◆ **Your objective**: Where a line contains the string "data", copy that line.

◆ **Figure collection entries**:
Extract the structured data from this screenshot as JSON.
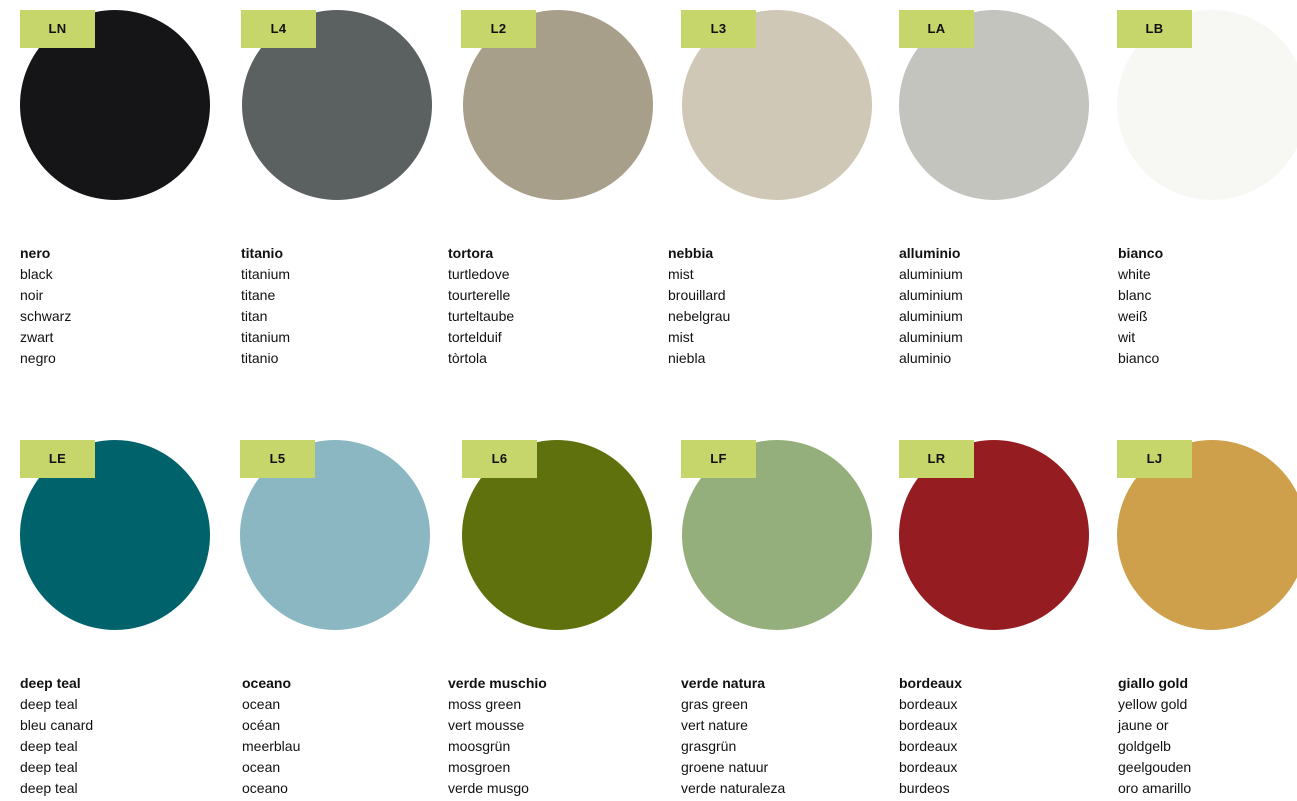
{
  "swatches": [
    {
      "code": "LN",
      "color": "#151517",
      "names": [
        "nero",
        "black",
        "noir",
        "schwarz",
        "zwart",
        "negro"
      ]
    },
    {
      "code": "L4",
      "color": "#5b6060",
      "names": [
        "titanio",
        "titanium",
        "titane",
        "titan",
        "titanium",
        "titanio"
      ]
    },
    {
      "code": "L2",
      "color": "#a79f8a",
      "names": [
        "tortora",
        "turtledove",
        "tourterelle",
        "turteltaube",
        "tortelduif",
        "tòrtola"
      ]
    },
    {
      "code": "L3",
      "color": "#d0c8b6",
      "names": [
        "nebbia",
        "mist",
        "brouillard",
        "nebelgrau",
        "mist",
        "niebla"
      ]
    },
    {
      "code": "LA",
      "color": "#c4c4be",
      "names": [
        "alluminio",
        "aluminium",
        "aluminium",
        "aluminium",
        "aluminium",
        "aluminio"
      ]
    },
    {
      "code": "LB",
      "color": "#f7f8f3",
      "names": [
        "bianco",
        "white",
        "blanc",
        "weiß",
        "wit",
        "bianco"
      ]
    },
    {
      "code": "LE",
      "color": "#00636c",
      "names": [
        "deep teal",
        "deep teal",
        "bleu canard",
        "deep teal",
        "deep teal",
        "deep teal"
      ]
    },
    {
      "code": "L5",
      "color": "#8bb7c3",
      "names": [
        "oceano",
        "ocean",
        "océan",
        "meerblau",
        "ocean",
        "oceano"
      ]
    },
    {
      "code": "L6",
      "color": "#5f710c",
      "names": [
        "verde muschio",
        "moss green",
        "vert mousse",
        "moosgrün",
        "mosgroen",
        "verde musgo"
      ]
    },
    {
      "code": "LF",
      "color": "#94af7c",
      "names": [
        "verde natura",
        "gras green",
        "vert nature",
        "grasgrün",
        "groene natuur",
        "verde naturaleza"
      ]
    },
    {
      "code": "LR",
      "color": "#951d21",
      "names": [
        "bordeaux",
        "bordeaux",
        "bordeaux",
        "bordeaux",
        "bordeaux",
        "burdeos"
      ]
    },
    {
      "code": "LJ",
      "color": "#cfa04b",
      "names": [
        "giallo gold",
        "yellow gold",
        "jaune or",
        "goldgelb",
        "geelgouden",
        "oro amarillo"
      ]
    }
  ]
}
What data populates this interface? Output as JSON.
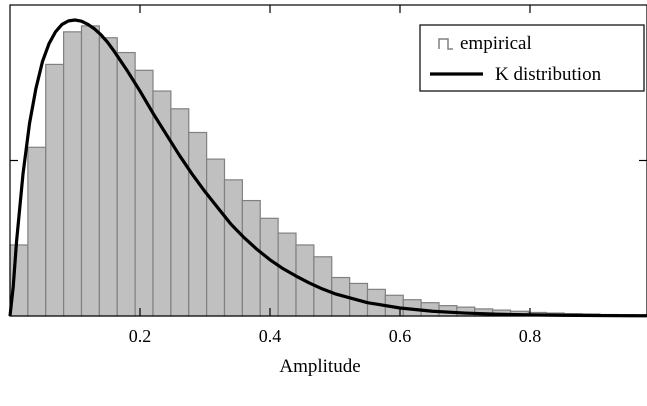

◆ **Solved problem**:
Extract the structured data from this screenshot as JSON.
What data populates this interface? Output as JSON.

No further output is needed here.